_WHAT YOU NEED TO DO_
Please copy the material below word for word, every line in order.

_GIVEN RECORDS_
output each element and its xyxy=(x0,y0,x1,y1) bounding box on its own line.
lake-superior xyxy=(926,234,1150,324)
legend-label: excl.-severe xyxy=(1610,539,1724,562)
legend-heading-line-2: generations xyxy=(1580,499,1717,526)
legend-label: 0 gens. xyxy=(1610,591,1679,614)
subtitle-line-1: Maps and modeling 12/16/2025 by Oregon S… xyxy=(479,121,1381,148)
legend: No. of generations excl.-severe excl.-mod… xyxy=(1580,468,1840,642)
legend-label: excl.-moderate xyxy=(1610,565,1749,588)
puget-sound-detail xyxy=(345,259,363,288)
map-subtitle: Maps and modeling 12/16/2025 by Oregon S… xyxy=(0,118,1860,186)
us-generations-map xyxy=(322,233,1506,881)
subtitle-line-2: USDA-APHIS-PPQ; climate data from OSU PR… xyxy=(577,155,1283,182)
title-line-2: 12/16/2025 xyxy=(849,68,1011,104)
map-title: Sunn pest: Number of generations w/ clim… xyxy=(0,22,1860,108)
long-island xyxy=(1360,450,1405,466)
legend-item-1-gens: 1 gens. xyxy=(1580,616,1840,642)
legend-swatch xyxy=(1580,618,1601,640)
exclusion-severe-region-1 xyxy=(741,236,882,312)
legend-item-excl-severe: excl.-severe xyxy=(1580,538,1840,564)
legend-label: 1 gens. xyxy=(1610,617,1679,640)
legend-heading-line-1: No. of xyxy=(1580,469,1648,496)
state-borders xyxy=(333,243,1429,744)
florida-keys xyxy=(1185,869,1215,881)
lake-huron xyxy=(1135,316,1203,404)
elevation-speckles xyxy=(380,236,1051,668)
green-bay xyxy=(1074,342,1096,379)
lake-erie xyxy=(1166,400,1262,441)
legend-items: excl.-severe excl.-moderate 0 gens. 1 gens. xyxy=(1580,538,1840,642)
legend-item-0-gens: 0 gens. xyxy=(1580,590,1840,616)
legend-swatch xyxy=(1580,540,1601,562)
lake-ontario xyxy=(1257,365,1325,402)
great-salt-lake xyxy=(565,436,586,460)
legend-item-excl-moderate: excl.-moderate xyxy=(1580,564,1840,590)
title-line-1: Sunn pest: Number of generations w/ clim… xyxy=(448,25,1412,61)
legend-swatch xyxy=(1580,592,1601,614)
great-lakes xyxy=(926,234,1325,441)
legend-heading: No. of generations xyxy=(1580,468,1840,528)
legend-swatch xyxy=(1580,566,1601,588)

_TASK OUTPUT_
output each element and its xyxy=(x0,y0,x1,y1) bounding box on its own line.
lake-superior xyxy=(926,234,1150,324)
legend-label: excl.-severe xyxy=(1610,539,1724,562)
legend-heading-line-2: generations xyxy=(1580,499,1717,526)
legend-label: 0 gens. xyxy=(1610,591,1679,614)
subtitle-line-1: Maps and modeling 12/16/2025 by Oregon S… xyxy=(479,121,1381,148)
legend: No. of generations excl.-severe excl.-mod… xyxy=(1580,468,1840,642)
legend-label: excl.-moderate xyxy=(1610,565,1749,588)
puget-sound-detail xyxy=(345,259,363,288)
map-subtitle: Maps and modeling 12/16/2025 by Oregon S… xyxy=(0,118,1860,186)
us-generations-map xyxy=(322,233,1506,881)
subtitle-line-2: USDA-APHIS-PPQ; climate data from OSU PR… xyxy=(577,155,1283,182)
title-line-2: 12/16/2025 xyxy=(849,68,1011,104)
map-title: Sunn pest: Number of generations w/ clim… xyxy=(0,22,1860,108)
long-island xyxy=(1360,450,1405,466)
legend-item-1-gens: 1 gens. xyxy=(1580,616,1840,642)
legend-swatch xyxy=(1580,618,1601,640)
exclusion-severe-region-1 xyxy=(741,236,882,312)
legend-item-excl-severe: excl.-severe xyxy=(1580,538,1840,564)
legend-label: 1 gens. xyxy=(1610,617,1679,640)
legend-heading-line-1: No. of xyxy=(1580,469,1648,496)
state-borders xyxy=(333,243,1429,744)
florida-keys xyxy=(1185,869,1215,881)
lake-huron xyxy=(1135,316,1203,404)
elevation-speckles xyxy=(380,236,1051,668)
green-bay xyxy=(1074,342,1096,379)
lake-erie xyxy=(1166,400,1262,441)
legend-items: excl.-severe excl.-moderate 0 gens. 1 gens. xyxy=(1580,538,1840,642)
legend-item-0-gens: 0 gens. xyxy=(1580,590,1840,616)
legend-swatch xyxy=(1580,540,1601,562)
lake-ontario xyxy=(1257,365,1325,402)
great-salt-lake xyxy=(565,436,586,460)
legend-item-excl-moderate: excl.-moderate xyxy=(1580,564,1840,590)
title-line-1: Sunn pest: Number of generations w/ clim… xyxy=(448,25,1412,61)
legend-swatch xyxy=(1580,592,1601,614)
great-lakes xyxy=(926,234,1325,441)
legend-heading: No. of generations xyxy=(1580,468,1840,528)
legend-swatch xyxy=(1580,566,1601,588)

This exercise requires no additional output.